>> BEGIN Text extract
> RAIDZ Expansion: Add new devices to an existing RAIDZ pool, increasing storage capacity without downtime.

More specifically:

> A new device (disk) can be attached to an existing RAIDZ vdev

So if I’m running a Proxmox on ZFS and NVMEs, will I be better off enabling Direct IO when 2.3 gets rolled out? What are the use cases for it?

The first 4 seem like really big deals.

But I presume it is still not possible to remove a vdev.

How well tested is this in combination with encryption?

Is the ZFS team handling encryption as a first class priority at all?

ZFS on Linux inherited a lot of fame from ZFS on Solaris, but everyone using it in production should study the issue tracker very well for a realistic impression of the situation.

To be honest, the situation with Linux is barely better.

ZFS has license issues with Linux, preventing full integration, and Btrfs is 15 years in the making and still doesn't match ZFS in features and stability.

Most Linux distros still use ext4 by default, which is 19 years old, but ext4 is little more than a series of extensions on top of ext2, which is the same age as NTFS.

In all fairness, there are few OS components that are as critical as the filesystem, and many wouldn't touch filesystems that have less than a decade of proven track record in production.

> How come that Windows still uses a 32 year old file system?

Simple. Because most of the burden is taken by the (enterprise) storage hardware hosting the FS. Snapshots, block level deduplication, object storage technologies, RAID/Resiliency, size changes, you name it.

Modern storage appliances are black magic, and you don't need much more features from NTFS. You either transparently access via NAS/SAN or store your NTFS volumes on capable disk boxes.

On the Linux world, at the higher end, there's Lustre and GPFS. ZFS is mostly for resilient, but not performance critical needs.

> I just don't get it how the Windows world - by far the largest PC platform per userbase - still doesn't have any answer to ZFS.

The mainline Linux kernel doesn't either, and I think the answer is because it's hard and high risk with a return mostly measured in technical respect?

Honest question. As an end user that uses Windows and Linux and does not uses ZFS, what I am missing?

NTFS was able to be extended in various way over the years to the point what you could do with an NTFS drive 32 years ago will feel like talking about a completely different filesystem than what you can do with it on current Windows.

Honestly I really like ReFS, particularly in context of storage spaces, but I don't think it's relevant to Microsoft's consumer desktop OS where users don't have 6 drives they need to pool together. Don't get me wrong, I use ZFS because that's what I can get running on a Linux server and I'm not going to go run Windows Server just for the storage pooling... but ReFS + Storage Spaces wins my heart with the 256 MB slab approach. This means you can add+remove mixed sized drives and get the maximum space utilization for the parity settings of the pool. Here ZFS is still getting to online adds of same or larger drives 10 years later.

OS development pretty much stopped around 2000. ZFS is from 2001. I don't count a new way to organise my photos or integrate with a search engine as "OS" though.
>> END Text extract
>> BEGIN Record extracts
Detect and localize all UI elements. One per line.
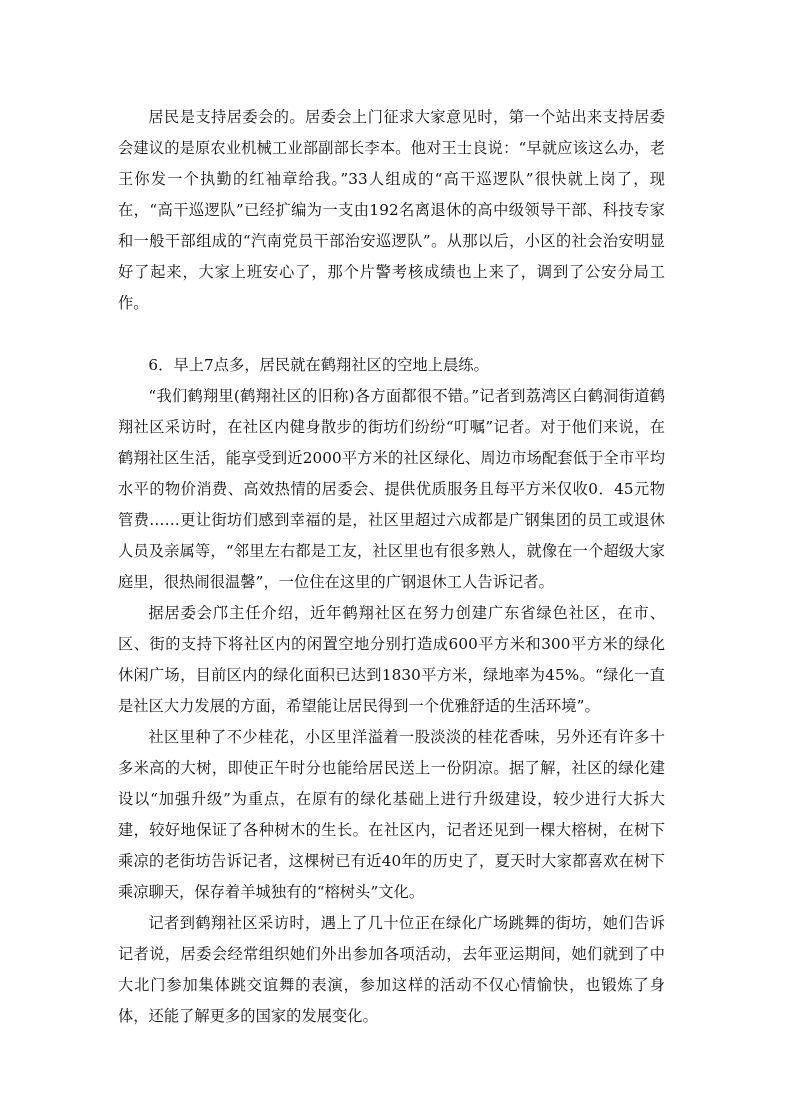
>> END Record extracts
>> BEGIN Record extracts
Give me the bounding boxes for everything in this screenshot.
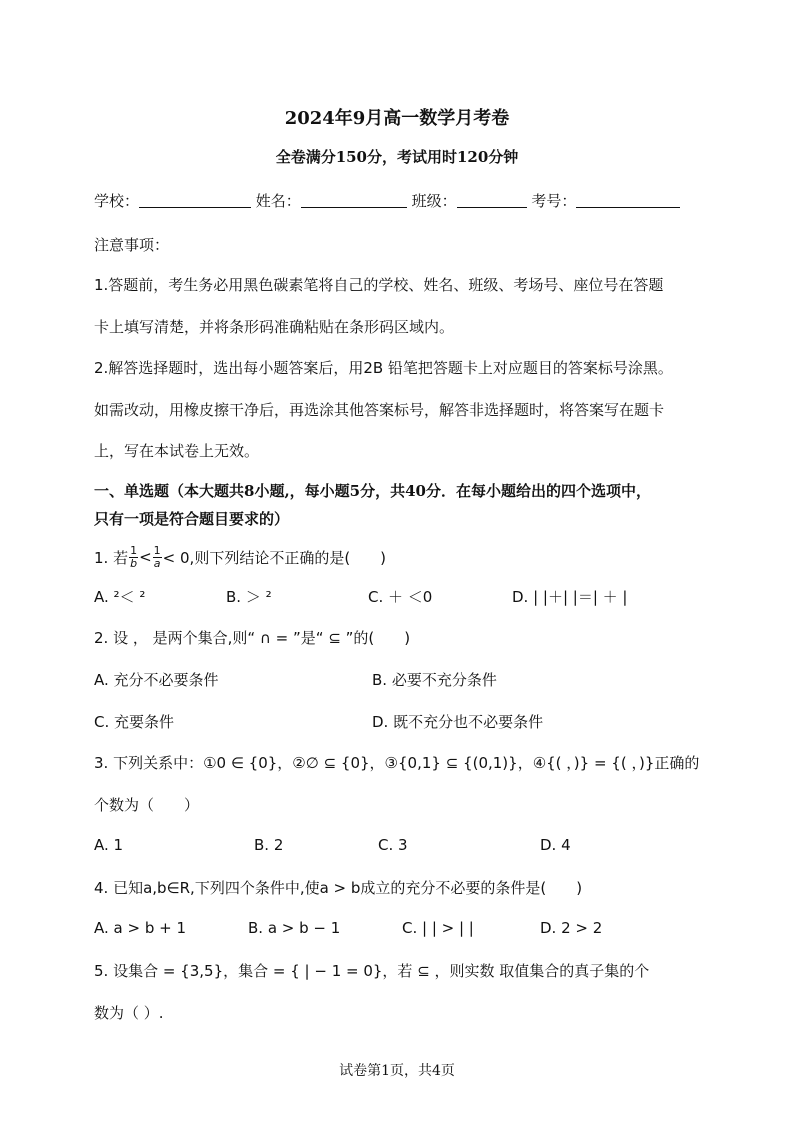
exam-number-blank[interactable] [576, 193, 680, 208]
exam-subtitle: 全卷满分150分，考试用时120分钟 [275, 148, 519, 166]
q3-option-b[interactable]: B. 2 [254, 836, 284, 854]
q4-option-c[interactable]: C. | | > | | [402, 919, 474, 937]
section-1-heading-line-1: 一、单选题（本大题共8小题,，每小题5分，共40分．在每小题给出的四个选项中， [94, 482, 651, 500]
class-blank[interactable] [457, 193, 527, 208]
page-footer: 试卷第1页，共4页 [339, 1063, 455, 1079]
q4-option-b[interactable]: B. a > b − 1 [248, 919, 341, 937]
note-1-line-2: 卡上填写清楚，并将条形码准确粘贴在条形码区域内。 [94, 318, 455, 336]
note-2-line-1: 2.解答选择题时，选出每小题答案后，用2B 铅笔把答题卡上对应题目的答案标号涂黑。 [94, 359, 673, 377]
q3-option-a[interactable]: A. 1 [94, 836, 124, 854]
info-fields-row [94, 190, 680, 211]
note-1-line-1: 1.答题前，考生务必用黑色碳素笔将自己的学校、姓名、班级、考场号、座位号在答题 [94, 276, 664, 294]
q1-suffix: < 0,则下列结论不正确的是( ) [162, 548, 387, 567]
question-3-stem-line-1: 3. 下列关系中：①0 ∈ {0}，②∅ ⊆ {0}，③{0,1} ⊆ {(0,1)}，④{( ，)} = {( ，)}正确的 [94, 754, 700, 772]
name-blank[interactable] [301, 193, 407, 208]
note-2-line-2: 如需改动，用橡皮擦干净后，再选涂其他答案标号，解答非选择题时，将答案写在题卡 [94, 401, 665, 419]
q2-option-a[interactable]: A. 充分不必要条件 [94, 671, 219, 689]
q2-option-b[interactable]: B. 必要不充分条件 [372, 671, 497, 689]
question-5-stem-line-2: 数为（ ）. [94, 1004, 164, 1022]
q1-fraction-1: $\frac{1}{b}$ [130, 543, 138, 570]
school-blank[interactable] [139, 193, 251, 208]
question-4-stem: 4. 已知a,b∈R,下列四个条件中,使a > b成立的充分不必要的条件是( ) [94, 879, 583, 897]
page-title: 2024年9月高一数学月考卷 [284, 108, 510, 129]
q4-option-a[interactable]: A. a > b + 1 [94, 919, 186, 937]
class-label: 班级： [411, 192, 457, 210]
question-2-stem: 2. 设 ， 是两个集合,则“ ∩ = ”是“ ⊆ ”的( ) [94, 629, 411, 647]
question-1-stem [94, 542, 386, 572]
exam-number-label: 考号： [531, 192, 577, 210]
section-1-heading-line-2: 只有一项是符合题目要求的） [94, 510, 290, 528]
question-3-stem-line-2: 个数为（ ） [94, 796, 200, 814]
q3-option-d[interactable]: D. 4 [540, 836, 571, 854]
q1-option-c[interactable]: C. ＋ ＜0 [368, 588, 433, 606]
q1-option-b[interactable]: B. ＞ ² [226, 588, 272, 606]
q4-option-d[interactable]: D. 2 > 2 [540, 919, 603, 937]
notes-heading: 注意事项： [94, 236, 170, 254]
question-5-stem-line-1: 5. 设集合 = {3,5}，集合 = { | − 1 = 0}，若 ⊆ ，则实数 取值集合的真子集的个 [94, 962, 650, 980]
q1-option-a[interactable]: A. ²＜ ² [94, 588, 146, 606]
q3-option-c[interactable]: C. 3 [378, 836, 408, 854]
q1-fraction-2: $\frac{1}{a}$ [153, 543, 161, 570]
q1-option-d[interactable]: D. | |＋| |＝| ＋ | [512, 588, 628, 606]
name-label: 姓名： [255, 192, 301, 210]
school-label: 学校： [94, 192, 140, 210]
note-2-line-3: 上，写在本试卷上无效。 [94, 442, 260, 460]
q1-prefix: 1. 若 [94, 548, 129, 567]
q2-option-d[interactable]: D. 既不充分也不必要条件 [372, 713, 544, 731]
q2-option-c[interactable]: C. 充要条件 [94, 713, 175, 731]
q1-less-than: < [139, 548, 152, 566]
>> END Record extracts
__Description of the task__. From the ZFS forum thread above, write out the passage that begins with the words "ZFS on Linux" and ends with "record in production.", word for word.

__Written answer__.
ZFS on Linux inherited a lot of fame from ZFS on Solaris, but everyone using it in production should study the issue tracker very well for a realistic impression of the situation.

To be honest, the situation with Linux is barely better.

ZFS has license issues with Linux, preventing full integration, and Btrfs is 15 years in the making and still doesn't match ZFS in features and stability.

Most Linux distros still use ext4 by default, which is 19 years old, but ext4 is little more than a series of extensions on top of ext2, which is the same age as NTFS.

In all fairness, there are few OS components that are as critical as the filesystem, and many wouldn't touch filesystems that have less than a decade of proven track record in production.